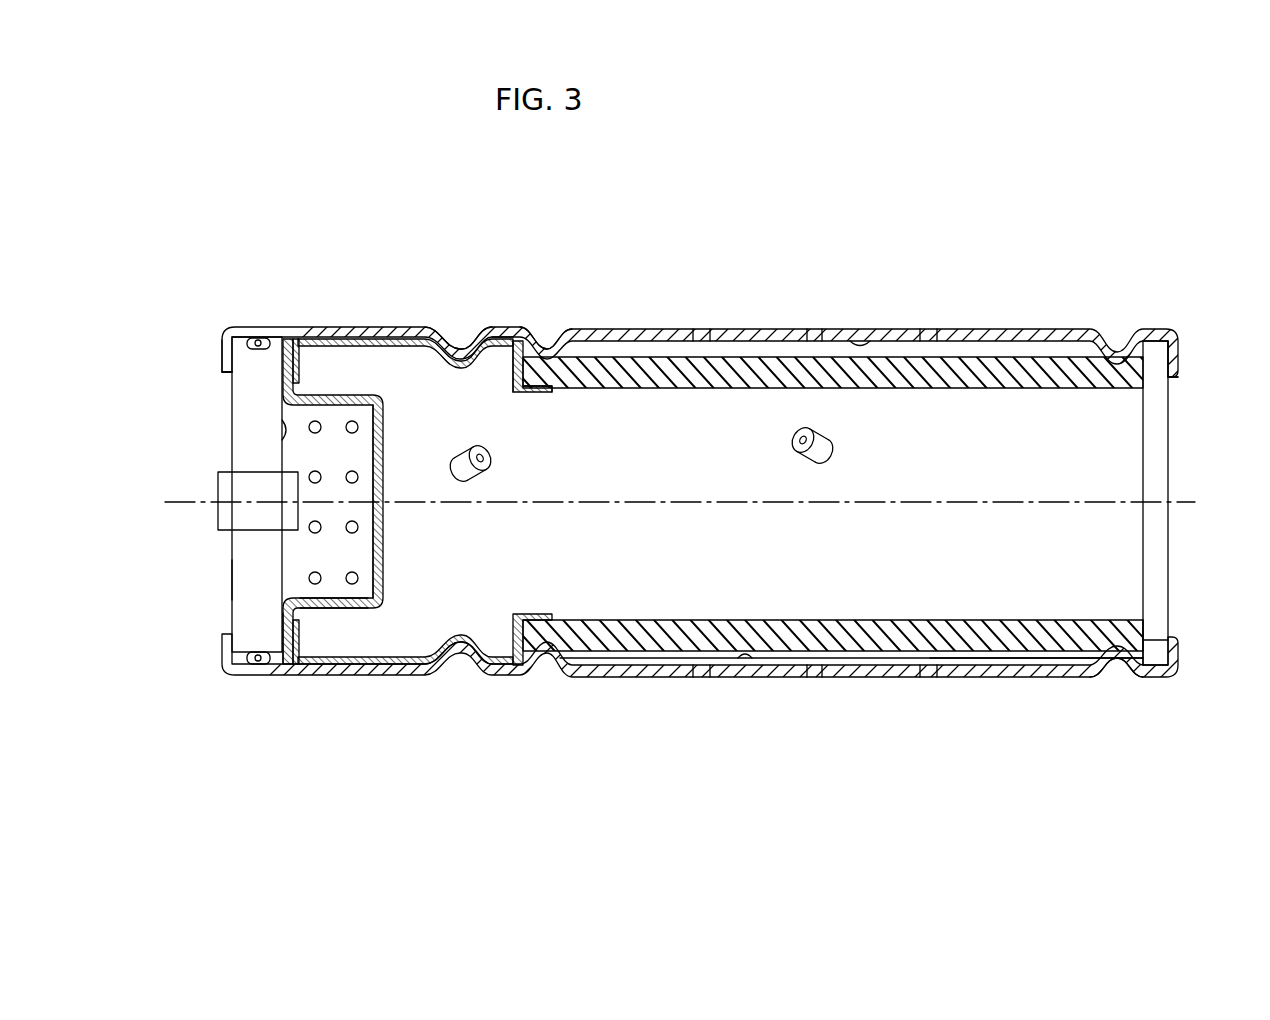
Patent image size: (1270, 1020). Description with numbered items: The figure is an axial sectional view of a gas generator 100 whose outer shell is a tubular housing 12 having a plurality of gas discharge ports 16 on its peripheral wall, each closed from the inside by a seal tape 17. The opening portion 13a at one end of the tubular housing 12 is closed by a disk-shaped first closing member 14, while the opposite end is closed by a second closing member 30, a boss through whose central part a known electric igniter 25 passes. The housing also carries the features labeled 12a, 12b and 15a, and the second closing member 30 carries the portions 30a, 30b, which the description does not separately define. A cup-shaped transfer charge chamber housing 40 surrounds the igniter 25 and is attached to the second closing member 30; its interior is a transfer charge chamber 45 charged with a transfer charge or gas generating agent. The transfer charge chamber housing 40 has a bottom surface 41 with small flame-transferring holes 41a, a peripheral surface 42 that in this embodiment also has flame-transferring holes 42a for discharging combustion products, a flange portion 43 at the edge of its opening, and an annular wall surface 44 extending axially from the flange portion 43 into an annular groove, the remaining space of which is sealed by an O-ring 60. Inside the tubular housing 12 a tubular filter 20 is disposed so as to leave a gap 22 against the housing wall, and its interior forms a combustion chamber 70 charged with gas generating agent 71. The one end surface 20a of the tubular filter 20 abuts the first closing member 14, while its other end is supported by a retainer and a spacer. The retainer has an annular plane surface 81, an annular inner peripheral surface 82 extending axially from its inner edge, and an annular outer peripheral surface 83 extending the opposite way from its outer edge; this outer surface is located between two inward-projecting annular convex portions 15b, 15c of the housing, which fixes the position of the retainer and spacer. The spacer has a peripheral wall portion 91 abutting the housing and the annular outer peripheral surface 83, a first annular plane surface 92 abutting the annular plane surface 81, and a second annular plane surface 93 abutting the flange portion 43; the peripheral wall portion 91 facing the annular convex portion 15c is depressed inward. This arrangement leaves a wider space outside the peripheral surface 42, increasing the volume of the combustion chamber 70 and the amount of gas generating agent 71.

The gas generator 100 is at (712, 306).
The tubular housing 12 is at (1000, 330).
The bottom wall of outer can 12a is at (1180, 347).
The opening end of outer can 12b is at (222, 352).
The opening portion 13a is at (232, 374).
The first closing member 14 is at (1158, 524).
The groove 15a is at (1124, 678).
The annular convex portion 15b is at (548, 345).
The annular convex portion 15c is at (462, 344).
The gas discharge ports 16 is at (815, 342).
The seal tape 17 is at (862, 344).
The tubular filter 20 is at (1024, 652).
The one end surface of the tubular filter 20a is at (1150, 640).
The gap 22 is at (968, 660).
The electric igniter 25 is at (295, 492).
The second closing member 30 is at (260, 600).
The lid upper portion 30a is at (282, 432).
The lid lower portion 30b is at (232, 582).
The transfer charge chamber housing 40 is at (390, 526).
The bottom surface 41 is at (385, 492).
The flame-transferring holes 41a is at (385, 428).
The peripheral surface 42 is at (330, 610).
The flame-transferring holes 42a is at (355, 609).
The flange portion 43 is at (293, 660).
The annular wall surface 44 is at (262, 666).
The transfer charge chamber 45 is at (333, 447).
The O-ring 60 is at (258, 337).
The combustion chamber 70 is at (831, 504).
The gas generating agent 71 is at (845, 446).
The annular plane surface 81 is at (535, 340).
The annular inner peripheral surface 82 is at (538, 393).
The annular outer peripheral surface 83 is at (504, 338).
The peripheral wall portion 91 is at (382, 348).
The first annular plane surface 92 is at (513, 370).
The second annular plane surface 93 is at (300, 368).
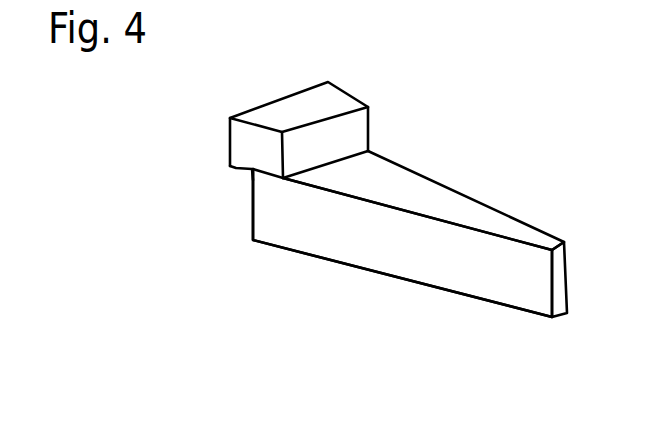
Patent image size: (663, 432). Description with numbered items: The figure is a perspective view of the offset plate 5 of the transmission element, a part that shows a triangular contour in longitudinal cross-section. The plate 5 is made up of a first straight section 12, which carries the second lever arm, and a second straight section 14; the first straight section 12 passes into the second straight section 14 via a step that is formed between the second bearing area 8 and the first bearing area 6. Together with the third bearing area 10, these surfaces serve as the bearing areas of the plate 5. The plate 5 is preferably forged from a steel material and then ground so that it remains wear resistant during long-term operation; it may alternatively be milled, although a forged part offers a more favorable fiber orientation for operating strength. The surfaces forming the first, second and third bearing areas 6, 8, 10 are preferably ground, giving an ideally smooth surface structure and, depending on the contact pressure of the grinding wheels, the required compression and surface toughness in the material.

The offset plate 5 is at (248, 231).
The first bearing area 6 is at (247, 176).
The second bearing area 8 is at (348, 167).
The third bearing area 10 is at (546, 323).
The first straight section 12 is at (398, 267).
The second straight section 14 is at (242, 147).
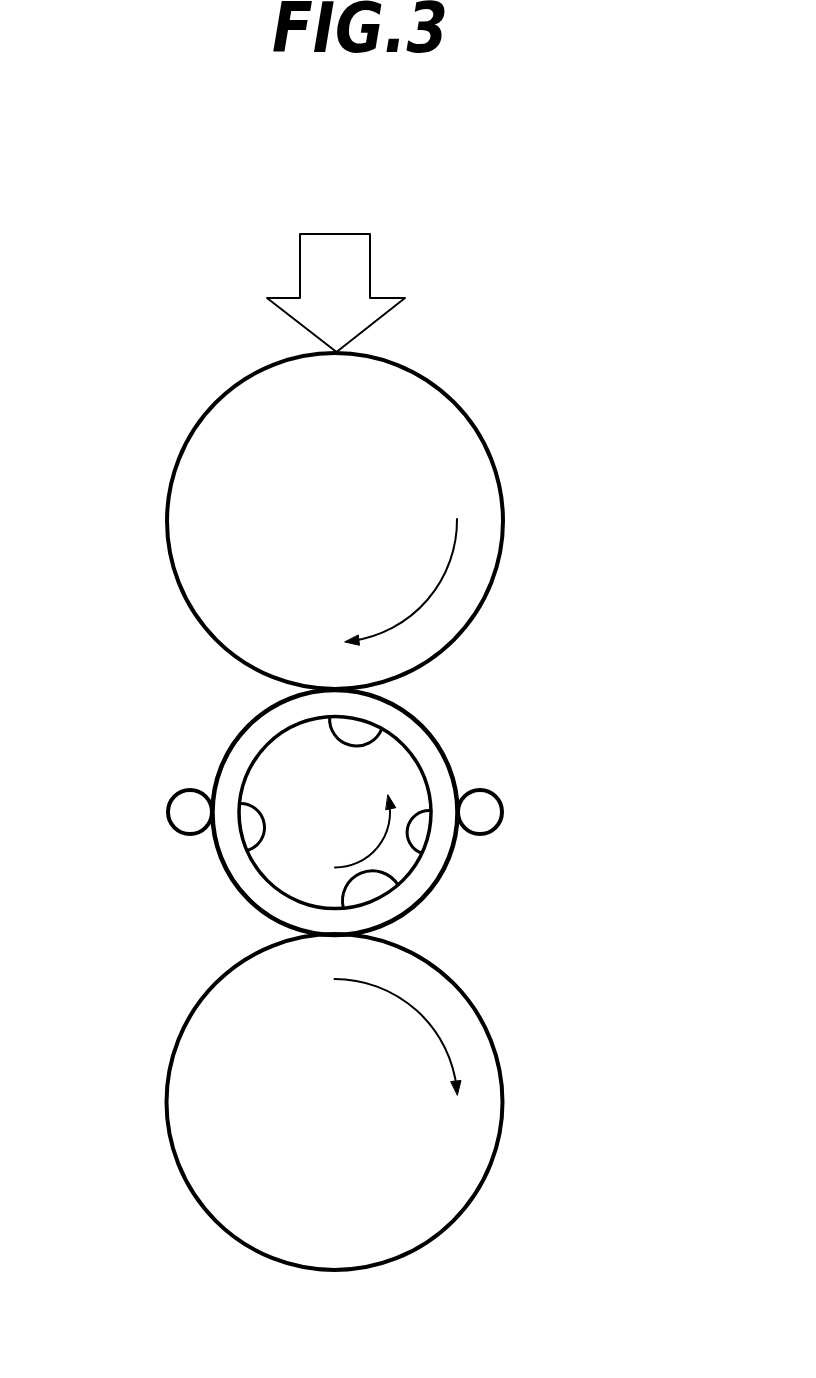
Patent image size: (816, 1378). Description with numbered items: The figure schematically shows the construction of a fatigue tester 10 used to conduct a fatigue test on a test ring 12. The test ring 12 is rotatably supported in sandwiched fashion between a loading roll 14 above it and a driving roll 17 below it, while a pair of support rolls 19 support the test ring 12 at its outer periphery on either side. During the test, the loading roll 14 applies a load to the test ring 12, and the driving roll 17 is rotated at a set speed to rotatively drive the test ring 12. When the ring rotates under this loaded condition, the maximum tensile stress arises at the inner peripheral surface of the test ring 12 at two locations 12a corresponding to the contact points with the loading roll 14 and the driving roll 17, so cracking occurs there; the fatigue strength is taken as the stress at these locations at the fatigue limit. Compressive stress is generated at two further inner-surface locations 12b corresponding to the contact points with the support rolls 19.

The fatigue tester 10 is at (536, 356).
The test ring 12 is at (448, 762).
The locations of maximum tensile stress 12a is at (377, 737).
The locations of compressive stress 12b is at (250, 855).
The loading roll 14 is at (503, 507).
The driving roll 17 is at (497, 1047).
The support rolls 19 is at (503, 805).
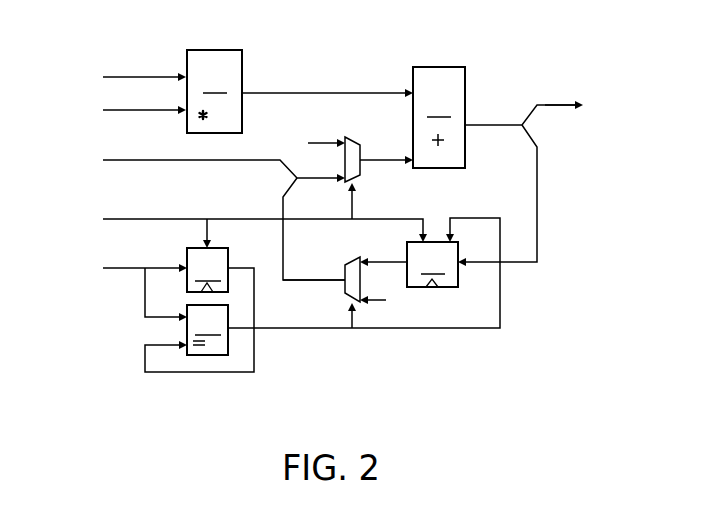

- **EXERCISE TASK**: Rewrite the descriptions in all of the records above, replacing "Patent image size" with "Drawing dimensions" and changing nothing else. Leave the pictures out of your answer.

- **OUTPUT OF THE TASK**:
Drawing dimensions: (1270, 1020). Description with numbered items: The figure is an axial sectional view of a gas generator 100 whose outer shell is a tubular housing 12 having a plurality of gas discharge ports 16 on its peripheral wall, each closed from the inside by a seal tape 17. The opening portion 13a at one end of the tubular housing 12 is closed by a disk-shaped first closing member 14, while the opposite end is closed by a second closing member 30, a boss through whose central part a known electric igniter 25 passes. The housing also carries the features labeled 12a, 12b and 15a, and the second closing member 30 carries the portions 30a, 30b, which the description does not separately define. A cup-shaped transfer charge chamber housing 40 surrounds the igniter 25 and is attached to the second closing member 30; its interior is a transfer charge chamber 45 charged with a transfer charge or gas generating agent. The transfer charge chamber housing 40 has a bottom surface 41 with small flame-transferring holes 41a, a peripheral surface 42 that in this embodiment also has flame-transferring holes 42a for discharging combustion products, a flange portion 43 at the edge of its opening, and an annular wall surface 44 extending axially from the flange portion 43 into an annular groove, the remaining space of which is sealed by an O-ring 60. Inside the tubular housing 12 a tubular filter 20 is disposed so as to leave a gap 22 against the housing wall, and its interior forms a combustion chamber 70 charged with gas generating agent 71. The one end surface 20a of the tubular filter 20 abuts the first closing member 14, while its other end is supported by a retainer and a spacer. The retainer has an annular plane surface 81, an annular inner peripheral surface 82 extending axially from its inner edge, and an annular outer peripheral surface 83 extending the opposite way from its outer edge; this outer surface is located between two inward-projecting annular convex portions 15b, 15c of the housing, which fixes the position of the retainer and spacer. The spacer has a peripheral wall portion 91 abutting the housing and the annular outer peripheral surface 83, a first annular plane surface 92 abutting the annular plane surface 81, and a second annular plane surface 93 abutting the flange portion 43; the peripheral wall portion 91 facing the annular convex portion 15c is depressed inward. This arrangement leaves a wider space outside the peripheral surface 42, increasing the volume of the combustion chamber 70 and the amount of gas generating agent 71.

The gas generator 100 is at (712, 306).
The tubular housing 12 is at (1000, 330).
The bottom wall of outer can 12a is at (1180, 347).
The opening end of outer can 12b is at (222, 352).
The opening portion 13a is at (232, 374).
The first closing member 14 is at (1158, 524).
The groove 15a is at (1124, 678).
The annular convex portion 15b is at (548, 345).
The annular convex portion 15c is at (462, 344).
The gas discharge ports 16 is at (815, 342).
The seal tape 17 is at (862, 344).
The tubular filter 20 is at (1024, 652).
The one end surface of the tubular filter 20a is at (1150, 640).
The gap 22 is at (968, 660).
The electric igniter 25 is at (295, 492).
The second closing member 30 is at (260, 600).
The lid upper portion 30a is at (282, 432).
The lid lower portion 30b is at (232, 582).
The transfer charge chamber housing 40 is at (390, 526).
The bottom surface 41 is at (385, 492).
The flame-transferring holes 41a is at (385, 428).
The peripheral surface 42 is at (330, 610).
The flame-transferring holes 42a is at (355, 609).
The flange portion 43 is at (293, 660).
The annular wall surface 44 is at (262, 666).
The transfer charge chamber 45 is at (333, 447).
The O-ring 60 is at (258, 337).
The combustion chamber 70 is at (831, 504).
The gas generating agent 71 is at (845, 446).
The annular plane surface 81 is at (535, 340).
The annular inner peripheral surface 82 is at (538, 393).
The annular outer peripheral surface 83 is at (504, 338).
The peripheral wall portion 91 is at (382, 348).
The first annular plane surface 92 is at (513, 370).
The second annular plane surface 93 is at (300, 368).
Drawing dimensions: (663, 432). Description with numbered items: The figure is a perspective view of the offset plate 5 of the transmission element, a part that shows a triangular contour in longitudinal cross-section. The plate 5 is made up of a first straight section 12, which carries the second lever arm, and a second straight section 14; the first straight section 12 passes into the second straight section 14 via a step that is formed between the second bearing area 8 and the first bearing area 6. Together with the third bearing area 10, these surfaces serve as the bearing areas of the plate 5. The plate 5 is preferably forged from a steel material and then ground so that it remains wear resistant during long-term operation; it may alternatively be milled, although a forged part offers a more favorable fiber orientation for operating strength. The surfaces forming the first, second and third bearing areas 6, 8, 10 are preferably ground, giving an ideally smooth surface structure and, depending on the contact pressure of the grinding wheels, the required compression and surface toughness in the material.

The offset plate 5 is at (248, 231).
The first bearing area 6 is at (247, 176).
The second bearing area 8 is at (348, 167).
The third bearing area 10 is at (546, 323).
The first straight section 12 is at (398, 267).
The second straight section 14 is at (242, 147).
Drawing dimensions: (816, 1378). Description with numbered items: The figure schematically shows the construction of a fatigue tester 10 used to conduct a fatigue test on a test ring 12. The test ring 12 is rotatably supported in sandwiched fashion between a loading roll 14 above it and a driving roll 17 below it, while a pair of support rolls 19 support the test ring 12 at its outer periphery on either side. During the test, the loading roll 14 applies a load to the test ring 12, and the driving roll 17 is rotated at a set speed to rotatively drive the test ring 12. When the ring rotates under this loaded condition, the maximum tensile stress arises at the inner peripheral surface of the test ring 12 at two locations 12a corresponding to the contact points with the loading roll 14 and the driving roll 17, so cracking occurs there; the fatigue strength is taken as the stress at these locations at the fatigue limit. Compressive stress is generated at two further inner-surface locations 12b corresponding to the contact points with the support rolls 19.

The fatigue tester 10 is at (536, 356).
The test ring 12 is at (448, 762).
The locations of maximum tensile stress 12a is at (377, 737).
The locations of compressive stress 12b is at (250, 855).
The loading roll 14 is at (503, 507).
The driving roll 17 is at (497, 1047).
The support rolls 19 is at (503, 805).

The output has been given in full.